Data provided |
-------

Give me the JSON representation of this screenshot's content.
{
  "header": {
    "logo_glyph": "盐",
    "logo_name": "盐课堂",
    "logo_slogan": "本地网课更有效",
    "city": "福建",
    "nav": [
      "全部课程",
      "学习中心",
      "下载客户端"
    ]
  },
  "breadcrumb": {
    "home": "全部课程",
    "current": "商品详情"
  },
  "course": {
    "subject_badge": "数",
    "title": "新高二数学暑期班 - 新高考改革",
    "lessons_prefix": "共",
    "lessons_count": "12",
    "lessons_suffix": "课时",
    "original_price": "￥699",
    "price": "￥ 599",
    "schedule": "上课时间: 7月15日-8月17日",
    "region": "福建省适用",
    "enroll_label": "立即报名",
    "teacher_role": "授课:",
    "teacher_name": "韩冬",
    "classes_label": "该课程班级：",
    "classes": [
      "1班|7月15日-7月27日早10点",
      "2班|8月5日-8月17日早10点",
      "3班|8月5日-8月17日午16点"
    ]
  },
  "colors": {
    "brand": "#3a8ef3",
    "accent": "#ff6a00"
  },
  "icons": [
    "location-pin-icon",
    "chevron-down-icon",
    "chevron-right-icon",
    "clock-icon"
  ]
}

-------

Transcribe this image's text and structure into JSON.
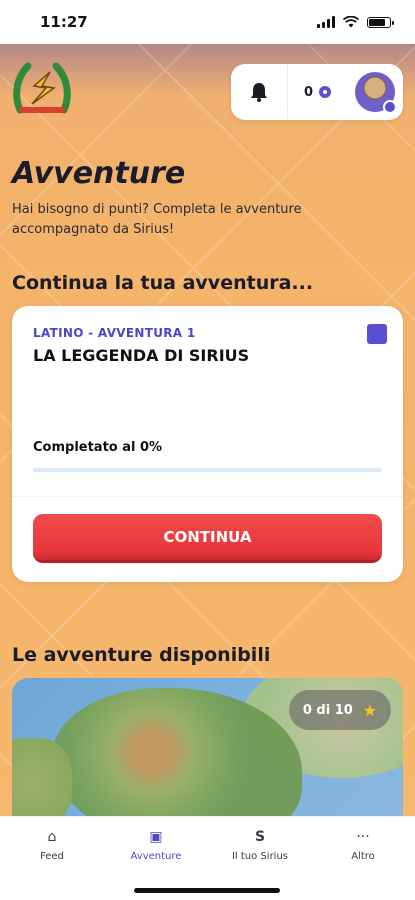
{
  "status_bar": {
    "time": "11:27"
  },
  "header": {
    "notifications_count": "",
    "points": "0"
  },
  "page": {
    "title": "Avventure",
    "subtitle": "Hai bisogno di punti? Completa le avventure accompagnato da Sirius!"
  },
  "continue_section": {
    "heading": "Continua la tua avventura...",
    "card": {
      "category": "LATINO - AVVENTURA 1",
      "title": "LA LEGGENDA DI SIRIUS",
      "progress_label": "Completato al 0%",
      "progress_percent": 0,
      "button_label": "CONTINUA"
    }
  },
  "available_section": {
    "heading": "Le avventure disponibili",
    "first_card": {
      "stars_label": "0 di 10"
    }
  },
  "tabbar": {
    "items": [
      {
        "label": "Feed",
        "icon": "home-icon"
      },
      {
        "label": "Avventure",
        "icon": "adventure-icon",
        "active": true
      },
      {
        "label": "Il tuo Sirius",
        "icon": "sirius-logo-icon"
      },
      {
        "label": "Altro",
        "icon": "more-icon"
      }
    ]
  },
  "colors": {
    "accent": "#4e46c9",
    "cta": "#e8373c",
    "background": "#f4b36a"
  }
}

-------

Search the entries for the string "JSON" and collect each line that has it.

Complete answer |
Give me the JSON representation of this screenshot's content.
Transcribe this image's text and structure into JSON.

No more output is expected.